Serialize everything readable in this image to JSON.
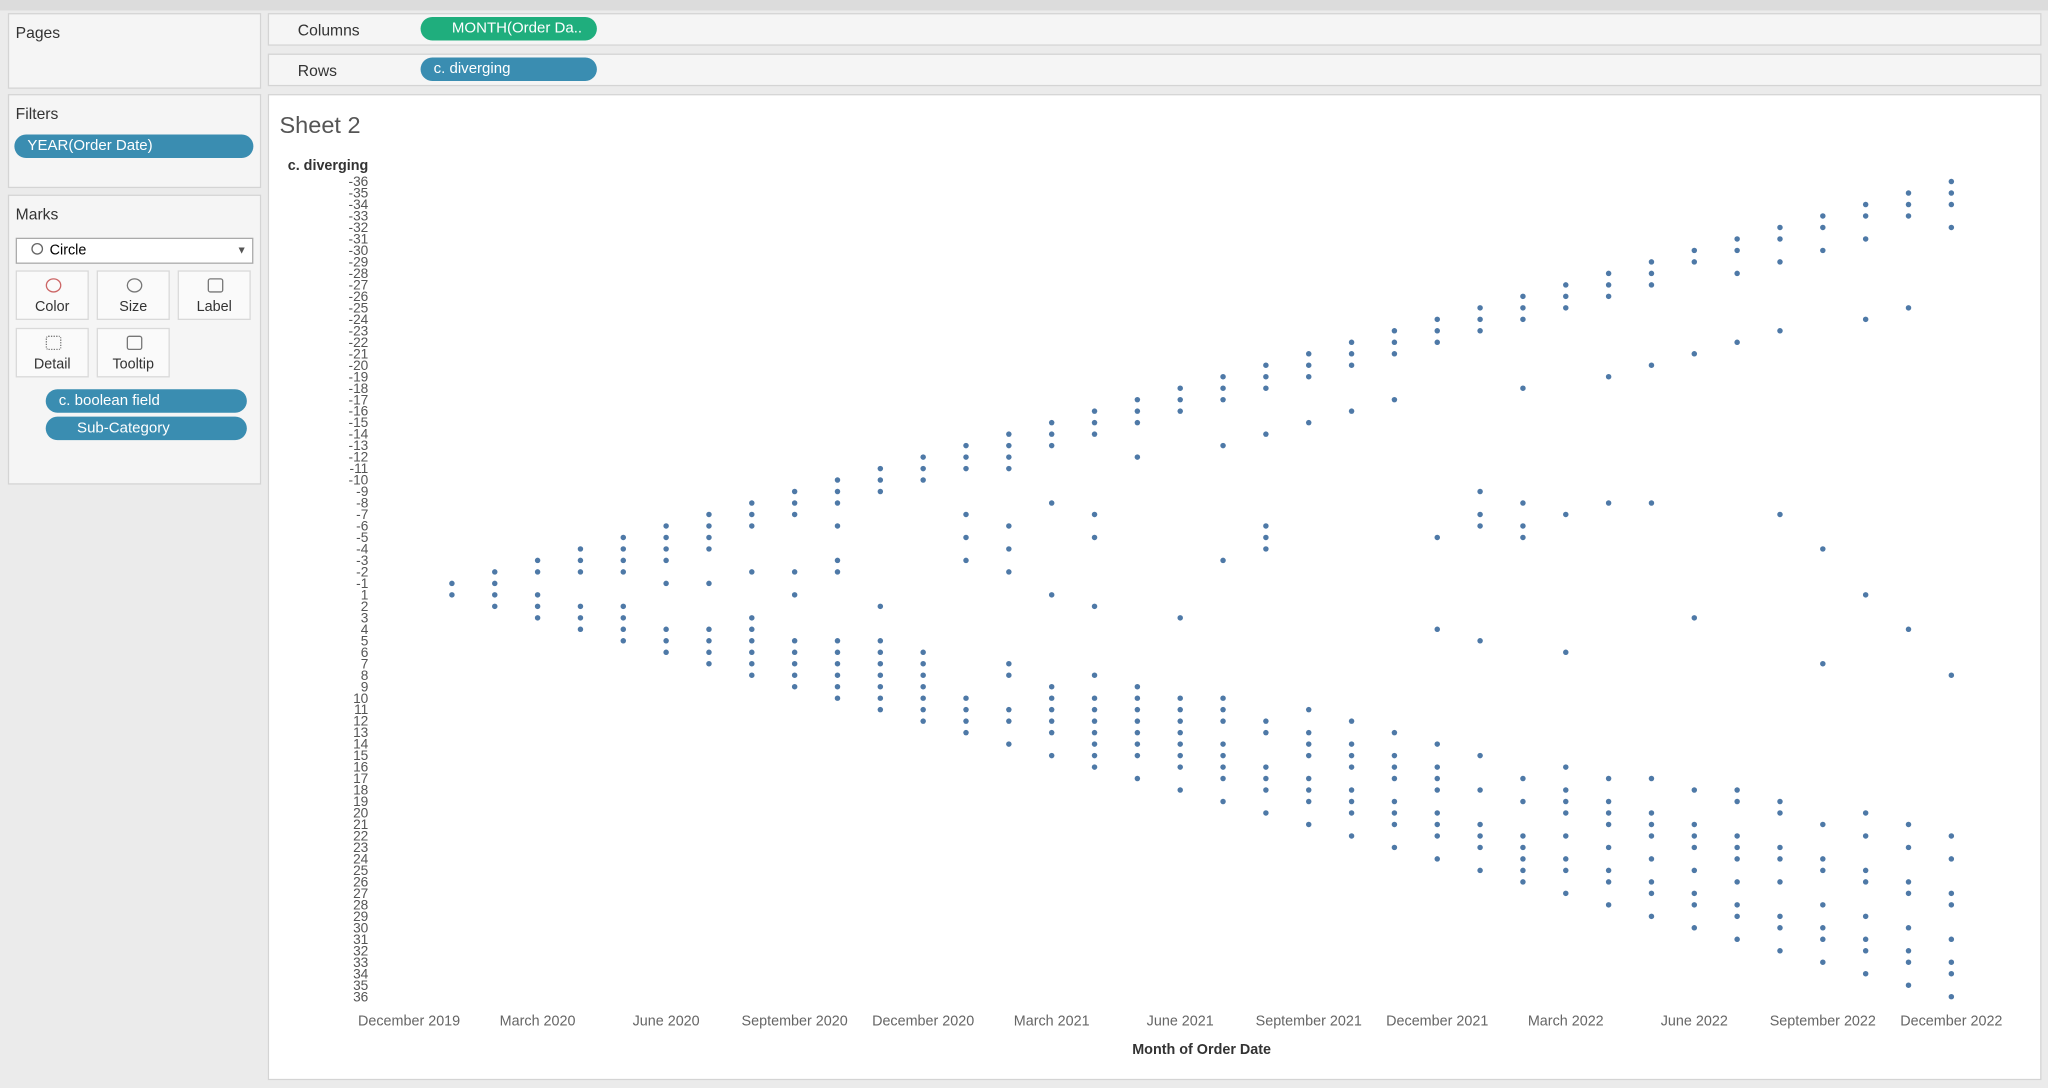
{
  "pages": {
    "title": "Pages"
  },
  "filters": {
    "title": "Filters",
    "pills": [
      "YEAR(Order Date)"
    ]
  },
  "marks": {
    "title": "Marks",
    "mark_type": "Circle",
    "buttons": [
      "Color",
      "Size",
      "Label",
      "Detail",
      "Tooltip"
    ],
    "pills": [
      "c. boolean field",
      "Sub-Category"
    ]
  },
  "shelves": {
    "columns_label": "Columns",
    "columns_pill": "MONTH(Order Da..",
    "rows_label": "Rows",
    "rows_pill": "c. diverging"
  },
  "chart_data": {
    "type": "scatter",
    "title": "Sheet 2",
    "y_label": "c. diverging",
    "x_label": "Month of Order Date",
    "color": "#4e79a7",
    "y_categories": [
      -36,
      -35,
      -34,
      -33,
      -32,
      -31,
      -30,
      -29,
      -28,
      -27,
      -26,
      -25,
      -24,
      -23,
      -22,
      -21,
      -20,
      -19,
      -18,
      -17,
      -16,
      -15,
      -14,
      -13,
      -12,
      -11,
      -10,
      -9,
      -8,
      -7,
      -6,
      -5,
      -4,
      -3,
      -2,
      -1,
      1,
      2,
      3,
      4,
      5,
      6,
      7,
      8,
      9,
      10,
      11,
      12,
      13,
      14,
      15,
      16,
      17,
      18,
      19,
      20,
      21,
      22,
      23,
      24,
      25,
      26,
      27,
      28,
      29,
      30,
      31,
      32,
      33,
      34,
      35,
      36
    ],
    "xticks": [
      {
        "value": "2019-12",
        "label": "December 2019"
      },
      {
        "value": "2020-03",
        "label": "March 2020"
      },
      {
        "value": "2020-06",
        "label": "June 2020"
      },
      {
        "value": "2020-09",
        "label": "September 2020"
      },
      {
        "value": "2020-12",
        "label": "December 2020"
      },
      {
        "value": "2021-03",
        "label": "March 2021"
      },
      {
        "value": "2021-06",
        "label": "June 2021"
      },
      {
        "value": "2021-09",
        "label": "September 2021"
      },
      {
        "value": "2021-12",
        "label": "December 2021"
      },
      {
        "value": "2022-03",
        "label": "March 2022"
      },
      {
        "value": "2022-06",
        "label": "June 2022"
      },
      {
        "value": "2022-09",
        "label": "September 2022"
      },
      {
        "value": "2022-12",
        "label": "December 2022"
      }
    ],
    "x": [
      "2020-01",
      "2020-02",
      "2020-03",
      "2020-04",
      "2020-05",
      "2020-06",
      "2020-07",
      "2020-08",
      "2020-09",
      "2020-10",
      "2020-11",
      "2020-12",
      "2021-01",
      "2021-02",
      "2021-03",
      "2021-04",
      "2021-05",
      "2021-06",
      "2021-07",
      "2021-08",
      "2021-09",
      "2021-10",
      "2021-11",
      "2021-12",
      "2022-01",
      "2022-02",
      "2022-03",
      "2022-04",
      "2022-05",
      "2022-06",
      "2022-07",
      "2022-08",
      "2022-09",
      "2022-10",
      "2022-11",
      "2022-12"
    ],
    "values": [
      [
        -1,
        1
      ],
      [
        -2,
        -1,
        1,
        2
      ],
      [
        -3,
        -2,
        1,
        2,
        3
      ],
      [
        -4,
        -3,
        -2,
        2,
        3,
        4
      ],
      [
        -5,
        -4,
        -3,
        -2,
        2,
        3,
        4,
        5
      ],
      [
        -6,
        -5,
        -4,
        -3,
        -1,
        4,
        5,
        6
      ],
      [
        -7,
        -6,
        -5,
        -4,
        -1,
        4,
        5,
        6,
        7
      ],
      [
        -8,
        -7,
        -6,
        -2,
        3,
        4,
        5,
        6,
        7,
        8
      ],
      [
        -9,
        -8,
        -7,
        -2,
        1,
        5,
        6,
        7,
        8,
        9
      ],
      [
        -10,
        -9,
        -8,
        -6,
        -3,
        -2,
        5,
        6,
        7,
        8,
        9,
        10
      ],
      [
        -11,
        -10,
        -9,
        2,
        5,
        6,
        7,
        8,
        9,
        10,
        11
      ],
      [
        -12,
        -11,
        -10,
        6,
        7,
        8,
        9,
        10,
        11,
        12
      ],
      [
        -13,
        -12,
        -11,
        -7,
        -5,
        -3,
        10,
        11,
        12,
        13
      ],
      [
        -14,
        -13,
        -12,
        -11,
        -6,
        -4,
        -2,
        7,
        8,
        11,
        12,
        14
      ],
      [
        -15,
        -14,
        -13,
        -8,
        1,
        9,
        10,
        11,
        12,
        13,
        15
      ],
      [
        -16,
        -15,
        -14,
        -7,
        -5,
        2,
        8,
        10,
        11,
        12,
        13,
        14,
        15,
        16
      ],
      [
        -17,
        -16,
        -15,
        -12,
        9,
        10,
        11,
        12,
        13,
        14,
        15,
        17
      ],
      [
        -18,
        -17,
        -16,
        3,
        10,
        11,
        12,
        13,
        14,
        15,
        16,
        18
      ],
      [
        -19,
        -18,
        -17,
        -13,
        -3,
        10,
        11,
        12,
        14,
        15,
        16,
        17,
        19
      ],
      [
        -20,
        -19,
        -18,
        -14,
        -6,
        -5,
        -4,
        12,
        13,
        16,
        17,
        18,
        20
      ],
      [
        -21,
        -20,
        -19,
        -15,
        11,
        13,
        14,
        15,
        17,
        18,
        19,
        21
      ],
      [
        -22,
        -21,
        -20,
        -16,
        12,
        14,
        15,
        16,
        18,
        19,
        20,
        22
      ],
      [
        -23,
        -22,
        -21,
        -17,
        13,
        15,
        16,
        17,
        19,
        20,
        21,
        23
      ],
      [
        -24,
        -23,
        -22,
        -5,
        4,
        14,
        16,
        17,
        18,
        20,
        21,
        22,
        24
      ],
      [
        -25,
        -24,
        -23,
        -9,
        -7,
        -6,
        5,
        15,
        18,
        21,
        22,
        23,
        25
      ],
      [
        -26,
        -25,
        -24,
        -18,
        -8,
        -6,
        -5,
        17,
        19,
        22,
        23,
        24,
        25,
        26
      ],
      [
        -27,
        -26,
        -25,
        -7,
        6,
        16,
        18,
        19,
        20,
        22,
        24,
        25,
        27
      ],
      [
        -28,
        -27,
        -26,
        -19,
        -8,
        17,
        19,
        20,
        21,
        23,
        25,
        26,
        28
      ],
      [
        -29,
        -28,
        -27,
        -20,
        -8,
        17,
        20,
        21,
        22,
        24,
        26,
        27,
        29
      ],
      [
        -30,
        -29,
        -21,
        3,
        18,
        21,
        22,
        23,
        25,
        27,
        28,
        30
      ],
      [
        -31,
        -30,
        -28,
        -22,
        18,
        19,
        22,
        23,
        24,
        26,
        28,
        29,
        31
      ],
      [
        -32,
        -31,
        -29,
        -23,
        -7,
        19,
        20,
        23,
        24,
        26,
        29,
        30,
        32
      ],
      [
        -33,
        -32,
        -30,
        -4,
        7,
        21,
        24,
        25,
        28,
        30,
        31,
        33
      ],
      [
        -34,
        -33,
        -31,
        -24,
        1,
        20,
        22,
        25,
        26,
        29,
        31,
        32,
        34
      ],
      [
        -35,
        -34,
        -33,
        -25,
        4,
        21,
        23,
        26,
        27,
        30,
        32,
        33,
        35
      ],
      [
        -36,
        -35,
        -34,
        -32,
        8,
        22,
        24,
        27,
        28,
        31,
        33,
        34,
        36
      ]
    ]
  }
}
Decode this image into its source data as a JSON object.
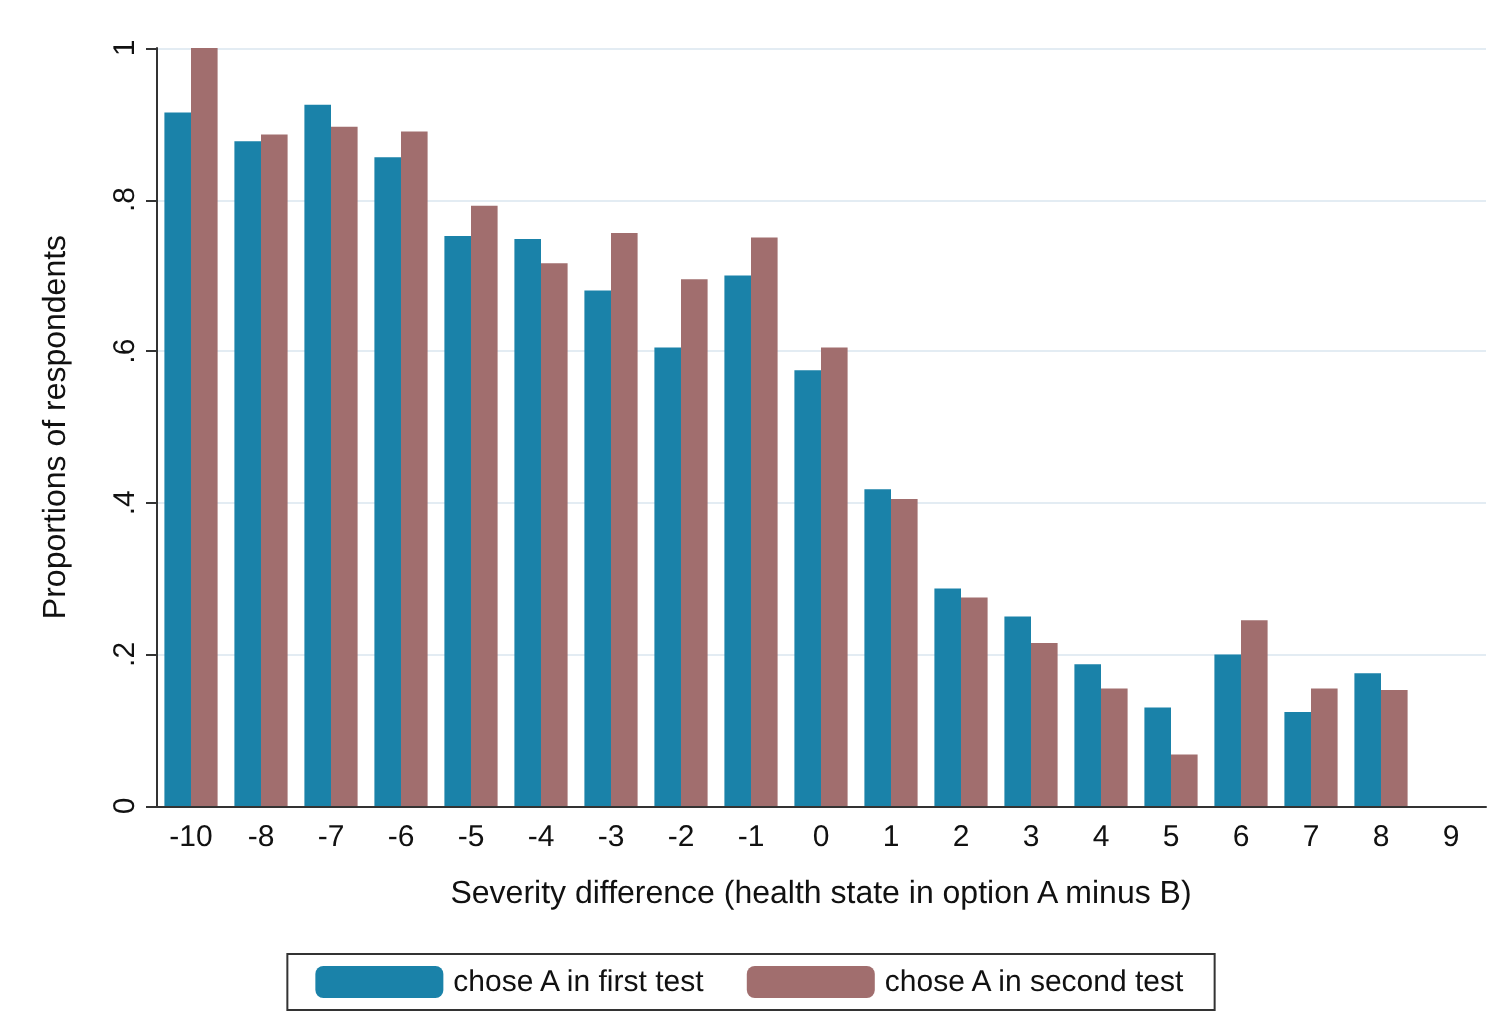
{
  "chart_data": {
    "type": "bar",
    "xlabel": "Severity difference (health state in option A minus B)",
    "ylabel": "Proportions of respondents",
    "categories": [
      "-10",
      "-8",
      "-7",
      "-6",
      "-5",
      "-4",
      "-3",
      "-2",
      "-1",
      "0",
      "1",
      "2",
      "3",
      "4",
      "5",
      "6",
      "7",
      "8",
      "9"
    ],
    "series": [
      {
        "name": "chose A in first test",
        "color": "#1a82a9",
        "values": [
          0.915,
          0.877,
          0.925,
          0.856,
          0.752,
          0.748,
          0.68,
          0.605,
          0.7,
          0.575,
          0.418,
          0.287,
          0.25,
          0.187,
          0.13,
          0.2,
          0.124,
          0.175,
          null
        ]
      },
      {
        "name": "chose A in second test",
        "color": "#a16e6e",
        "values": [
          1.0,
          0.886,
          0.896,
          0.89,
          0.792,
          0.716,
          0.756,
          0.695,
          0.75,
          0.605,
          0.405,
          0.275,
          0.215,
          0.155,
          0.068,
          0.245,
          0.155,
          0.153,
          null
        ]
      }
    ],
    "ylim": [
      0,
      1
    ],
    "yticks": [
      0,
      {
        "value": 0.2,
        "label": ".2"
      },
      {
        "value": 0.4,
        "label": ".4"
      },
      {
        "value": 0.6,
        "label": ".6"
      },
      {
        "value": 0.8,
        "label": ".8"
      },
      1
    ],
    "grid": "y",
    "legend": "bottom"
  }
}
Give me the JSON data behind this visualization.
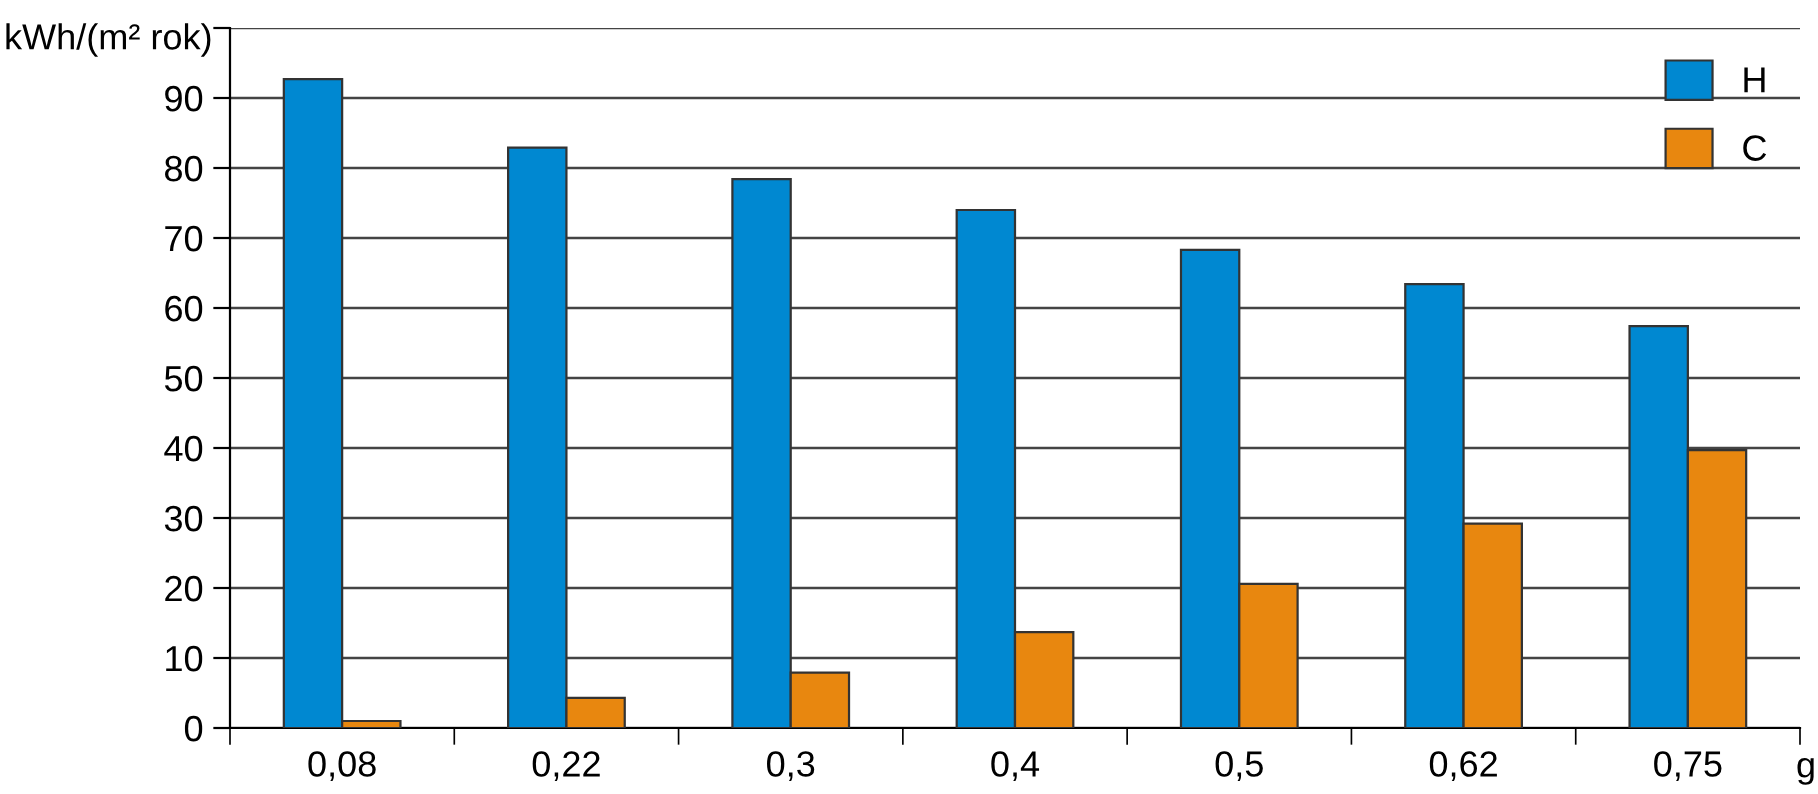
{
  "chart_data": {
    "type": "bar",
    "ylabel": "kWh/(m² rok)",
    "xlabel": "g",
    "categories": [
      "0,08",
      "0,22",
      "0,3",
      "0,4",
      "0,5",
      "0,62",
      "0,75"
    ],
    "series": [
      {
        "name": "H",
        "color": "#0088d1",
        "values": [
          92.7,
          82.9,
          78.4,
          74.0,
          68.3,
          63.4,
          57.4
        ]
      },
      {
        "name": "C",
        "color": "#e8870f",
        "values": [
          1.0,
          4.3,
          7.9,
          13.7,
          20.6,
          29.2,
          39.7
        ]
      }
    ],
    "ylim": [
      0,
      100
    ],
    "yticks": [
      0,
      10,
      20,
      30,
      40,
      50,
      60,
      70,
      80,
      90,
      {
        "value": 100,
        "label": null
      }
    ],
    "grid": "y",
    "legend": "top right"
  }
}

* * * * * * *

> _GIVEN TASK_
Count every line in the entries above where the word "diverging" appears; respond with the number alone.

> _RESPONSE TO THE TASK_
2